# What to produce:
Copy out each line in the material below that has the word "morocco".

_ _ _ _

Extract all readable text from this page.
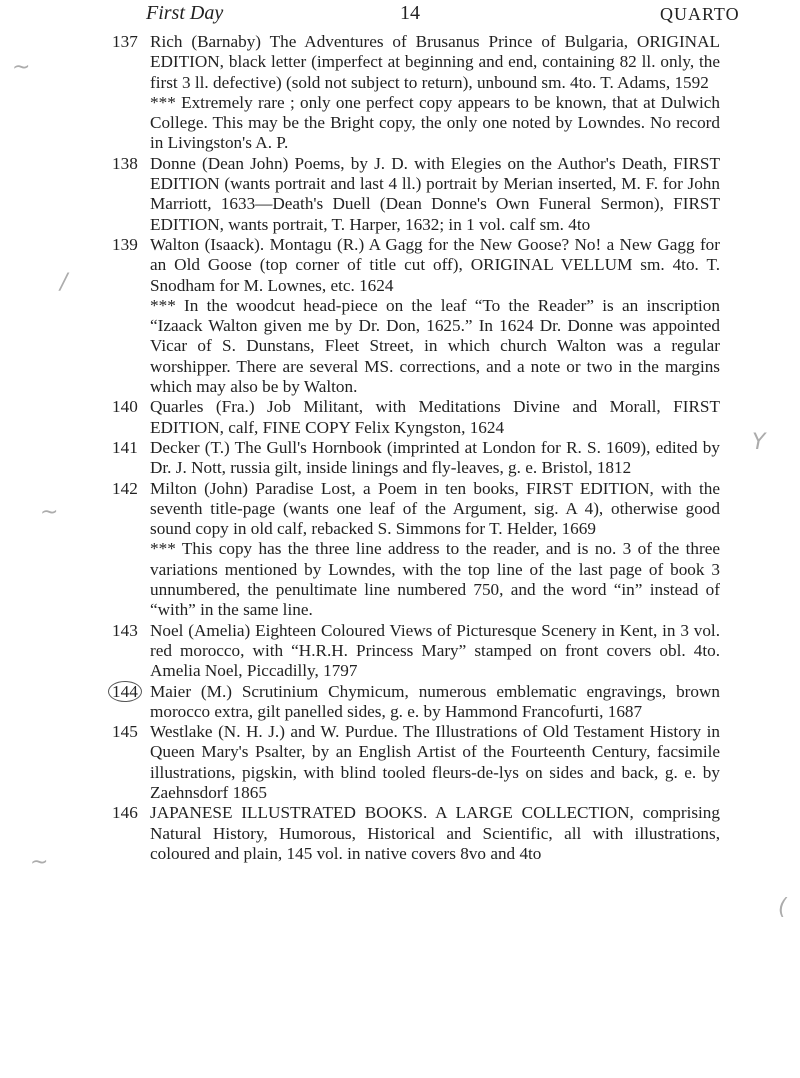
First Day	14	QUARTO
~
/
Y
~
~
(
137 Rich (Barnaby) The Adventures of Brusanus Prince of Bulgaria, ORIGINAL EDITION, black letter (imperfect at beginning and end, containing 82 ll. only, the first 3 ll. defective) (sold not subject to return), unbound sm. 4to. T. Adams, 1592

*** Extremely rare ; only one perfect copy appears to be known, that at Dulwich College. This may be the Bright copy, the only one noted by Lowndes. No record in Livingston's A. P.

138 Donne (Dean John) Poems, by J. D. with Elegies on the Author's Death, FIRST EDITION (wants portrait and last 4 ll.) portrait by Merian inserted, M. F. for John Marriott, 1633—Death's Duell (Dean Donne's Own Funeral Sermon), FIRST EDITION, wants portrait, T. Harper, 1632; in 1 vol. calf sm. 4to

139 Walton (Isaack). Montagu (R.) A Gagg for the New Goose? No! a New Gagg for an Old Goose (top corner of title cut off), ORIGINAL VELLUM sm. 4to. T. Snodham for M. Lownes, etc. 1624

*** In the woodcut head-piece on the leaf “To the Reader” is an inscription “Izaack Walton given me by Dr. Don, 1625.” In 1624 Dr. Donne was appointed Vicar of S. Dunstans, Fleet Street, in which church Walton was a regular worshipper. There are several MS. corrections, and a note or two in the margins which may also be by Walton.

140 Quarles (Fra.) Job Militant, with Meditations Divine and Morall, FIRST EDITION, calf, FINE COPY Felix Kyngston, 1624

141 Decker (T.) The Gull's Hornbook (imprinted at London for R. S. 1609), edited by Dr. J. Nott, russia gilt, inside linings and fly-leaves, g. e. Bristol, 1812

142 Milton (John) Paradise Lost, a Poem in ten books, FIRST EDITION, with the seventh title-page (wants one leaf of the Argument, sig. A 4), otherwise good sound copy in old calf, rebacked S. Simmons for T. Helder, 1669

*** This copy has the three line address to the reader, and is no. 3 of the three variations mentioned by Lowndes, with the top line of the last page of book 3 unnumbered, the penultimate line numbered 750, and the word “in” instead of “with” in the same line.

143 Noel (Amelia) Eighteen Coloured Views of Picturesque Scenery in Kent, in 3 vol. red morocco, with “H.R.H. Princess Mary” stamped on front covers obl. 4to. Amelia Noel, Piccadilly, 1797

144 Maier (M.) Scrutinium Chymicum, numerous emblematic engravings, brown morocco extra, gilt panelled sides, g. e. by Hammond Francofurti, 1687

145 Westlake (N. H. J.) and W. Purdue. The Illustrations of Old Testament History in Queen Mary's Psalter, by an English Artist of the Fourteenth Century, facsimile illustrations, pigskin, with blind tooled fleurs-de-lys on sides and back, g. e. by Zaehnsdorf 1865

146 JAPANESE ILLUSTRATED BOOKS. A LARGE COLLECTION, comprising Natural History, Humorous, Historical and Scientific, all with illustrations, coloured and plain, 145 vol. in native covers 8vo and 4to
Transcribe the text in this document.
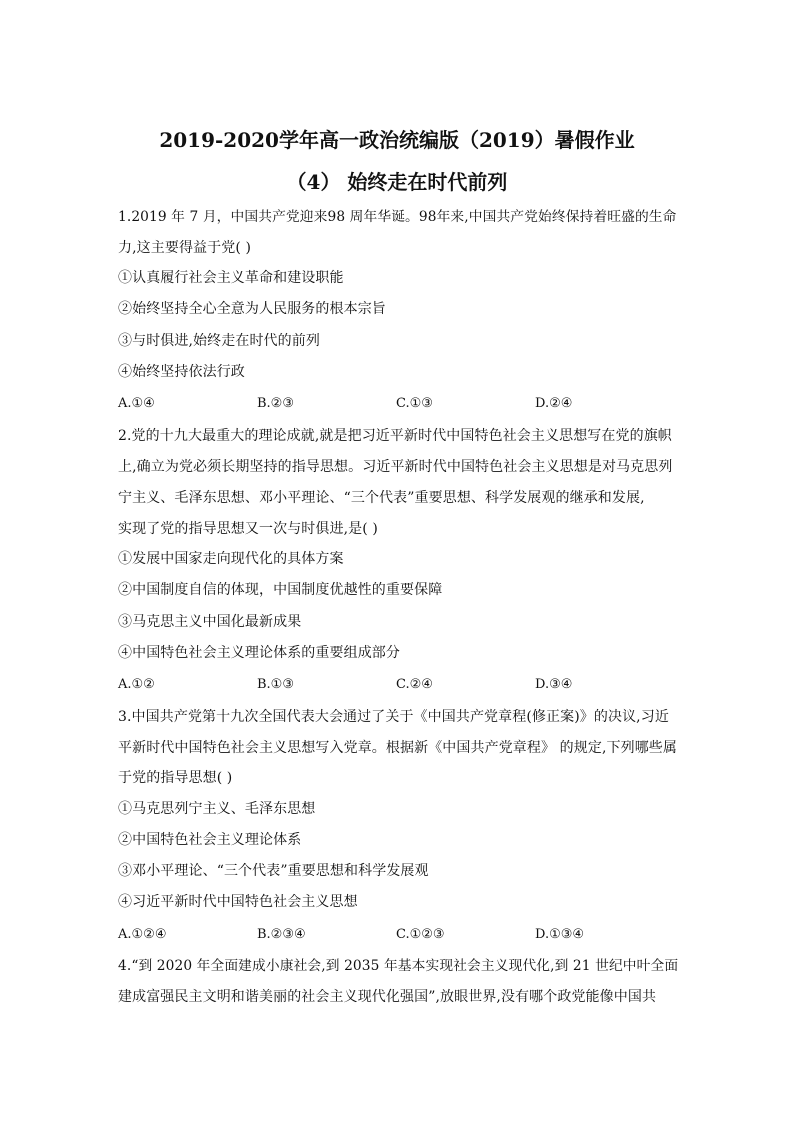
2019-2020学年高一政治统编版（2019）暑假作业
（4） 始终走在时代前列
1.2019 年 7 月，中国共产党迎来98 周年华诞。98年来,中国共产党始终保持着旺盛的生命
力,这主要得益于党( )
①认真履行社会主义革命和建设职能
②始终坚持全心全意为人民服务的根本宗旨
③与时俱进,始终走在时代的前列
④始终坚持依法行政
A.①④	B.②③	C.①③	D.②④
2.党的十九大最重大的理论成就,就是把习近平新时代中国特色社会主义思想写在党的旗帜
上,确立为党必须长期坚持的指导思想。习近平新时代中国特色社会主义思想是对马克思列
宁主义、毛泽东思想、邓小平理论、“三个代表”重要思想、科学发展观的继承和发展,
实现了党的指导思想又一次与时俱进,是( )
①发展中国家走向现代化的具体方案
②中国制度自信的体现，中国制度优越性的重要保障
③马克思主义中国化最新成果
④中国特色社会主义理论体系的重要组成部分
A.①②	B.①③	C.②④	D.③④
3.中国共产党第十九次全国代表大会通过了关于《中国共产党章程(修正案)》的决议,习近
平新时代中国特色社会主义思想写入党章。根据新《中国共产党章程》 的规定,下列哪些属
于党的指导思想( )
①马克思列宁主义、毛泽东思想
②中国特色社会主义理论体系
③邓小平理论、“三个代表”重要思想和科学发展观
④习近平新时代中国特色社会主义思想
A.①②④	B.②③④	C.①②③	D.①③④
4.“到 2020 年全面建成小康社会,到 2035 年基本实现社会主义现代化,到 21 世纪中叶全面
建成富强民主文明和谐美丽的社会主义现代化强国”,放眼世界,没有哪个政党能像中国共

_ _ _ _

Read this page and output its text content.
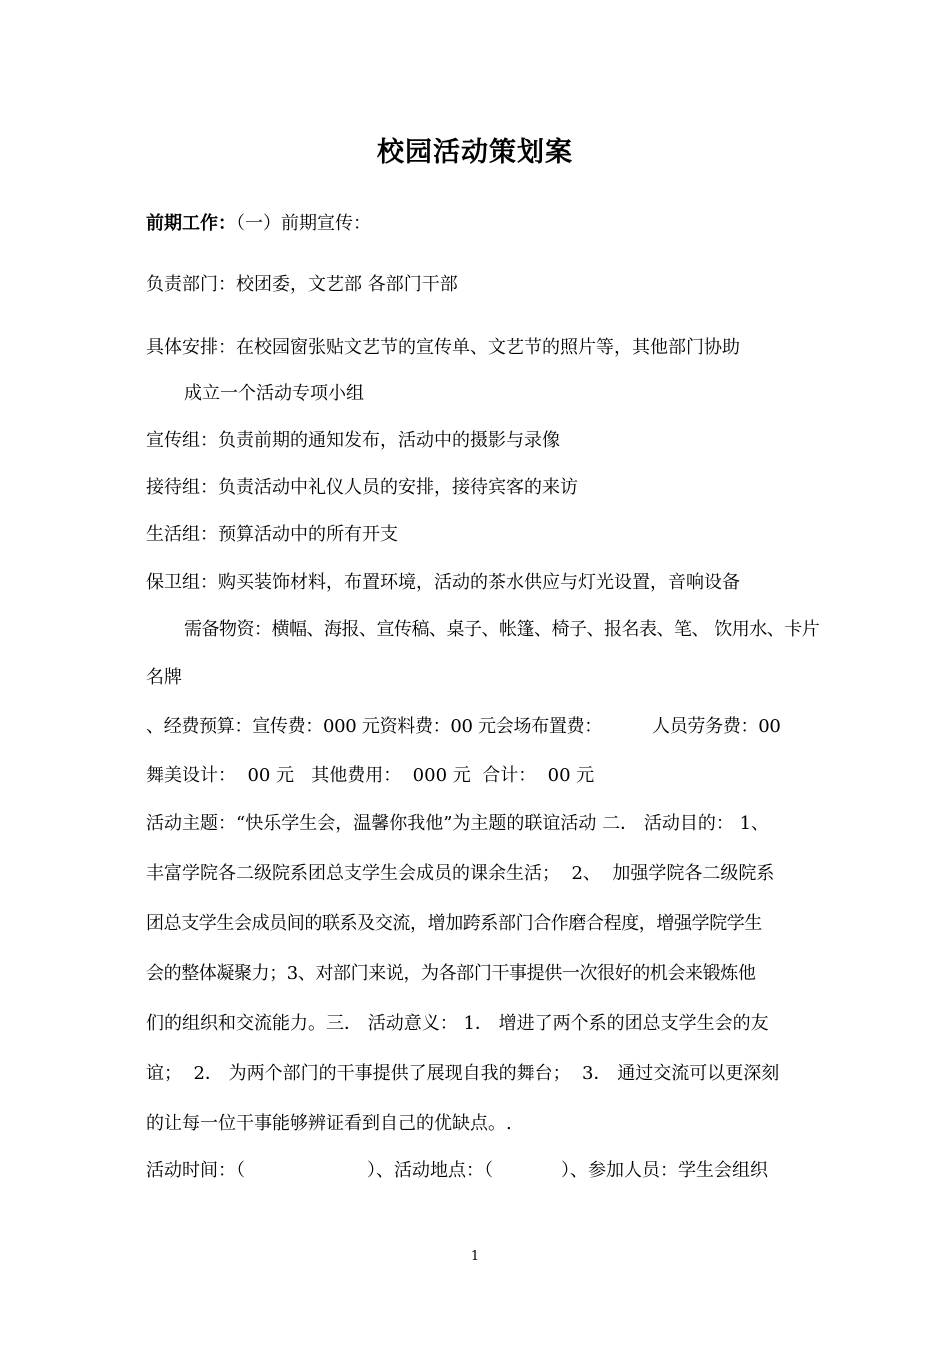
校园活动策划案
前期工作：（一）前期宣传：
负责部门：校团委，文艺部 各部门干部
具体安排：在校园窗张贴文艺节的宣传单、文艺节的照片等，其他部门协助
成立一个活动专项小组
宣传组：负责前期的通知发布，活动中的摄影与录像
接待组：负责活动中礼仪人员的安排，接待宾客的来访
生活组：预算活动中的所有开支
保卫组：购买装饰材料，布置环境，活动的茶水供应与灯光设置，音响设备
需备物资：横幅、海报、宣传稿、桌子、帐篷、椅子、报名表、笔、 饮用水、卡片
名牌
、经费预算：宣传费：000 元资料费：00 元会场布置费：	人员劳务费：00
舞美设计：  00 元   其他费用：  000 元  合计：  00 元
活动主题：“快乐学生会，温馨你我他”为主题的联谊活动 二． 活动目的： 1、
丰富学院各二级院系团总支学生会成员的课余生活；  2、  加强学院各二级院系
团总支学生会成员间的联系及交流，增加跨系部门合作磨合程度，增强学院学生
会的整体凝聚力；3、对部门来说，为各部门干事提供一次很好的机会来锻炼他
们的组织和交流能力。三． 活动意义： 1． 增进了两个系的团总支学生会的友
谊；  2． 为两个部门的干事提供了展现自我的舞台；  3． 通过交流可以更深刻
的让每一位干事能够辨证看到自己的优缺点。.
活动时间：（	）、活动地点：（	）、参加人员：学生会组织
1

_ _ _ _

# Final answer:
143 Noel (Amelia) Eighteen Coloured Views of Picturesque Scenery in Kent, in 3 vol. red morocco, with “H.R.H. Princess Mary” stamped on front covers obl. 4to. Amelia Noel, Piccadilly, 1797
144 Maier (M.) Scrutinium Chymicum, numerous emblematic engravings, brown morocco extra, gilt panelled sides, g. e. by Hammond Francofurti, 1687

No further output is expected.